**Document:**
□ □ □ □ □ □ □
The appetite for the private flood business varies from state to state, although the trend is so new that national figures aren't yet available. The National Association of Insurance Commissioners began gathering data in 2016 and expects to issue a report around March.

The move to basic private flood coverage began just a couple of years ago, said Aaron Brandenburg, statistical information manager for the NAIC.

"There wasn't much written. Even now most of it's written on a surplus-lines basis," Brandenberg said.

A number of "Lloyds companies" — insurance syndicates where members assume part of every risk — have been active in the South's private flood market.

Don Griffin, vice president of personal lines for the Property Casualty Insurers Association of America, said Florida has the most progressive stance on private flood coverage.

Three years ago, the state passed a law to make it easier for insurers to move into the business, Griffin said. Still, there are probably fewer than 10,000 private flood policies in Florida, which has about 1.8 million NFIP policies.

In Louisiana, none of the standard companies offer basic flood coverage for homeowners, Donelon said, and only a few surplus lines companies do.

It's different in Pennsylvania, where the state Insurance Department set up a flood insurance web page that includes contact information for 17 standard companies and 40 surplus lines brokers. The department launched the page in February to help consumers find cheaper alternatives to NFIP, spokesman Ron Ruman said.

When the Federal Emergency Management Agency, which oversees NFIP, redrew flood maps, many homeowners found themselves in high-risk flood zones for the first time. Flood insurance rates soared. 

By encouraging private flood coverage, Pennsylvania has saved some serious cash for consumers whose homes may have been redrawn into flood plains, or whose property is only partially in a flood plain. One homeowner who was paying $2,000 for an NFIP policy found private coverage for $400, according to the department. Another cut flood insurance premiums by $2,000 a year.

Pennsylvania Insurance Commissioner Teresa Miller has warned the private market probably won't insure homes in the highest-risk areas.

But Griffin, with the Property Casualty Insurers Association of America, expects insurers to take on higher-risk properties.

"It will happen. It will happen. If they think they can make money, they will underwrite the risk," he said.
□ □ □ □ □ □ □
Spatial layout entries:
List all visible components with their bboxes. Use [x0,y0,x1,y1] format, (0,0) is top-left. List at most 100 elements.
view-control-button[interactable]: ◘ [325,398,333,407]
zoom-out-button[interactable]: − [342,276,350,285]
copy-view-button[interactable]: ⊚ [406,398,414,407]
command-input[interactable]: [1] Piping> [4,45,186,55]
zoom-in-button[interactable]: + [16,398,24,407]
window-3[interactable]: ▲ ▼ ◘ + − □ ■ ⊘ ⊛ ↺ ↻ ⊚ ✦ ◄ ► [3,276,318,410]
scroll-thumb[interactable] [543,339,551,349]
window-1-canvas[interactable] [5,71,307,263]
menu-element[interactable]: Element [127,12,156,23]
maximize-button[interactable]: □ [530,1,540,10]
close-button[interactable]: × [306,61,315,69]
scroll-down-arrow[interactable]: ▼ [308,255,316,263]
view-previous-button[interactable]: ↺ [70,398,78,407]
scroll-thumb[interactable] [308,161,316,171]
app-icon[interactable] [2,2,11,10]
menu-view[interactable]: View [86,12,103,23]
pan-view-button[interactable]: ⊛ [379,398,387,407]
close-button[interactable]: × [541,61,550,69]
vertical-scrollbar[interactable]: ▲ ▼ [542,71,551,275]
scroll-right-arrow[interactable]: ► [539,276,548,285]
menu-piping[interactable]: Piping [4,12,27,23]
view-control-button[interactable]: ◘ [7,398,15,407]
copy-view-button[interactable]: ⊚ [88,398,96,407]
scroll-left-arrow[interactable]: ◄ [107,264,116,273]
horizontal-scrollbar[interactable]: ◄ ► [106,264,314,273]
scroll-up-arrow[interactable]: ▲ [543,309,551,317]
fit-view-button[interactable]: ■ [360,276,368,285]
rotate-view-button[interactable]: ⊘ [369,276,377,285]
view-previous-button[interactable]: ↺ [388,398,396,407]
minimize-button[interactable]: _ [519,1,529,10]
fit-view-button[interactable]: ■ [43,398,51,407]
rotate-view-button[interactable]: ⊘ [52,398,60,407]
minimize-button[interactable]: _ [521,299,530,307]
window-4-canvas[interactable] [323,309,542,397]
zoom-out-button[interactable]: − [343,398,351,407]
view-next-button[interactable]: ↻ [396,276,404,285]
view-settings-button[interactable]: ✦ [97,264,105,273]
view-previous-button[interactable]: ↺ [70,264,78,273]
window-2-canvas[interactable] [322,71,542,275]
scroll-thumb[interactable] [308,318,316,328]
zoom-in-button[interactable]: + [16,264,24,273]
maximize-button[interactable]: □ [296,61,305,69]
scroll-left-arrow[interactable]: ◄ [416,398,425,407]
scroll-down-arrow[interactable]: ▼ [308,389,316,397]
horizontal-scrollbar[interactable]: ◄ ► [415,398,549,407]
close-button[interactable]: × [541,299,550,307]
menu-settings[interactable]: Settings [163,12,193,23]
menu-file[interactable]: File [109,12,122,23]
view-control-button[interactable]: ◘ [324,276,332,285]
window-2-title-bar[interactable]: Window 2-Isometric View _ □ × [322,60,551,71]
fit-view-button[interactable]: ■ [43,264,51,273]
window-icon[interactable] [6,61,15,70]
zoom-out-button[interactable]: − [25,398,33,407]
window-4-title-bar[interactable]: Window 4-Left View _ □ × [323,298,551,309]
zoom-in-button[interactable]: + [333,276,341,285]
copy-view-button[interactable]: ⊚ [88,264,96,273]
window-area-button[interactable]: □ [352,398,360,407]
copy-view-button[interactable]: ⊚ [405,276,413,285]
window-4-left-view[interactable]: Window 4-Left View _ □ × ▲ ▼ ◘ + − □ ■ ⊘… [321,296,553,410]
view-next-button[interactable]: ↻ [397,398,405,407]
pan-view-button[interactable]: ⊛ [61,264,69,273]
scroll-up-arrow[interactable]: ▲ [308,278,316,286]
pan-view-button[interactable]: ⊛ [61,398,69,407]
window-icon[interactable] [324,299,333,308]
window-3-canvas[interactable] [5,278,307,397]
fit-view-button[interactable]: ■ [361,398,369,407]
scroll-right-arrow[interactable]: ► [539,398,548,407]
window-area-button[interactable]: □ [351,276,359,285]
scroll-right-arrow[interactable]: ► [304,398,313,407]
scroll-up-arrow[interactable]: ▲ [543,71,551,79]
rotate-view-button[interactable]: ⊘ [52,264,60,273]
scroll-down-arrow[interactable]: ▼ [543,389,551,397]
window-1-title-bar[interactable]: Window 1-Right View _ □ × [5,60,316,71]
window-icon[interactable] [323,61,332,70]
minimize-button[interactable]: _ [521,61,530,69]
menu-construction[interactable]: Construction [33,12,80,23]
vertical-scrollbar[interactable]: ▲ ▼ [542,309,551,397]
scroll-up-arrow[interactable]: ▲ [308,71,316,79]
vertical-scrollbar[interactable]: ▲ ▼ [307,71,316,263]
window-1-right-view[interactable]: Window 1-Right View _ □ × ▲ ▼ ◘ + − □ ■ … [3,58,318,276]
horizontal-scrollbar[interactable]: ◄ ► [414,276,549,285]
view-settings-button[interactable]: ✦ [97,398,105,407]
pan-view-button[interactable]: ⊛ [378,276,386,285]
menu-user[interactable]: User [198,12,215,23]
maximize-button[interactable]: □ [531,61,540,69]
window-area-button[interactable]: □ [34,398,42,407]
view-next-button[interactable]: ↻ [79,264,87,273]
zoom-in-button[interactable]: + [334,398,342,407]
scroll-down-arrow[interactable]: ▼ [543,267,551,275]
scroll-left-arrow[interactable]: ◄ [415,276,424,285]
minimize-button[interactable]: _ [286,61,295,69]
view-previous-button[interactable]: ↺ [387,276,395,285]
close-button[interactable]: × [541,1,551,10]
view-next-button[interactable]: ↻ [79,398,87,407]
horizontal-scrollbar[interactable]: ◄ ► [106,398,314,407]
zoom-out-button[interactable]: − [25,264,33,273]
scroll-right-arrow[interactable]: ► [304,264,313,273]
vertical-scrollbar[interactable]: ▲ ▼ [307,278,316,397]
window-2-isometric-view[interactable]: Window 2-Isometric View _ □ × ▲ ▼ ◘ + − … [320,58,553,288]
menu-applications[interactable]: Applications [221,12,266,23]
□ □ □ □ □ □ □
**Given problem 1:** How many standard insurance companies does the flood insurance article say are listed on Pennsylvania's flood insurance web page?
**Given problem 2:** Reproduce the flood insurance article word for word, starting at "When the Federal" and ending at "on higher-risk properties.".

**Final result 1:** 17

**Final result 2:**
When the Federal Emergency Management Agency, which oversees NFIP, redrew flood maps, many homeowners found themselves in high-risk flood zones for the first time. Flood insurance rates soared. 

By encouraging private flood coverage, Pennsylvania has saved some serious cash for consumers whose homes may have been redrawn into flood plains, or whose property is only partially in a flood plain. One homeowner who was paying $2,000 for an NFIP policy found private coverage for $400, according to the department. Another cut flood insurance premiums by $2,000 a year.

Pennsylvania Insurance Commissioner Teresa Miller has warned the private market probably won't insure homes in the highest-risk areas.

But Griffin, with the Property Casualty Insurers Association of America, expects insurers to take on higher-risk properties.